= Exercise =
Repeat the material below exactly, line for line.
[Data listing start]
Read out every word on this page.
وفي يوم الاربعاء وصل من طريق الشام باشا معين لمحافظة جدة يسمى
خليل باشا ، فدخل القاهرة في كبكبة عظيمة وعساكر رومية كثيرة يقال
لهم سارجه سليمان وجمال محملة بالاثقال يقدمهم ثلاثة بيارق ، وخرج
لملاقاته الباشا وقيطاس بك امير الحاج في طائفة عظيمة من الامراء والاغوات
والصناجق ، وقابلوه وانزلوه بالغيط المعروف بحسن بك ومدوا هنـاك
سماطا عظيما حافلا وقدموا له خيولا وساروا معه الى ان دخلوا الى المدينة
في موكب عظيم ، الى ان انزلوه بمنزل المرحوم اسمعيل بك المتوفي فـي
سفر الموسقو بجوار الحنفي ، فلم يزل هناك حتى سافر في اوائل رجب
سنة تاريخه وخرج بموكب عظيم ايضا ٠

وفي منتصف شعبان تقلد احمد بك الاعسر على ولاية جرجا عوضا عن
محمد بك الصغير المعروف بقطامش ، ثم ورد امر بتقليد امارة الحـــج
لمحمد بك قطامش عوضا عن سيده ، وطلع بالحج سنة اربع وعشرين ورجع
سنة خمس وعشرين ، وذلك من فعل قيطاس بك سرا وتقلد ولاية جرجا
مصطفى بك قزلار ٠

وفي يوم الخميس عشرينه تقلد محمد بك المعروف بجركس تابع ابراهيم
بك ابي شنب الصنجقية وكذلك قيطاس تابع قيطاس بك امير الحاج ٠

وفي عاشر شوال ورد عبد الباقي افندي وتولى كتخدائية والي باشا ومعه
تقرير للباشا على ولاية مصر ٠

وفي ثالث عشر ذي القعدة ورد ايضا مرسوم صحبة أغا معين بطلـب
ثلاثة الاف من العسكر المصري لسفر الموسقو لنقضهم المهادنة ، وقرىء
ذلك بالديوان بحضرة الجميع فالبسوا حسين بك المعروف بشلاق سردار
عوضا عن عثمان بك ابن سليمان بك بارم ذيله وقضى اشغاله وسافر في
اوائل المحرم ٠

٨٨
[Data listing end]
= Exercise output =
Read out every word on this page.
وفي يوم الاربعاء وصل من طريق الشام باشا معين لمحافظة جدة يسمى
خليل باشا ، فدخل القاهرة في كبكبة عظيمة وعساكر رومية كثيرة يقال
لهم سارجه سليمان وجمال محملة بالاثقال يقدمهم ثلاثة بيارق ، وخرج
لملاقاته الباشا وقيطاس بك امير الحاج في طائفة عظيمة من الامراء والاغوات
والصناجق ، وقابلوه وانزلوه بالغيط المعروف بحسن بك ومدوا هنـاك
سماطا عظيما حافلا وقدموا له خيولا وساروا معه الى ان دخلوا الى المدينة
في موكب عظيم ، الى ان انزلوه بمنزل المرحوم اسمعيل بك المتوفي فـي
سفر الموسقو بجوار الحنفي ، فلم يزل هناك حتى سافر في اوائل رجب
سنة تاريخه وخرج بموكب عظيم ايضا ٠

وفي منتصف شعبان تقلد احمد بك الاعسر على ولاية جرجا عوضا عن
محمد بك الصغير المعروف بقطامش ، ثم ورد امر بتقليد امارة الحـــج
لمحمد بك قطامش عوضا عن سيده ، وطلع بالحج سنة اربع وعشرين ورجع
سنة خمس وعشرين ، وذلك من فعل قيطاس بك سرا وتقلد ولاية جرجا
مصطفى بك قزلار ٠

وفي يوم الخميس عشرينه تقلد محمد بك المعروف بجركس تابع ابراهيم
بك ابي شنب الصنجقية وكذلك قيطاس تابع قيطاس بك امير الحاج ٠

وفي عاشر شوال ورد عبد الباقي افندي وتولى كتخدائية والي باشا ومعه
تقرير للباشا على ولاية مصر ٠

وفي ثالث عشر ذي القعدة ورد ايضا مرسوم صحبة أغا معين بطلـب
ثلاثة الاف من العسكر المصري لسفر الموسقو لنقضهم المهادنة ، وقرىء
ذلك بالديوان بحضرة الجميع فالبسوا حسين بك المعروف بشلاق سردار
عوضا عن عثمان بك ابن سليمان بك بارم ذيله وقضى اشغاله وسافر في
اوائل المحرم ٠

٨٨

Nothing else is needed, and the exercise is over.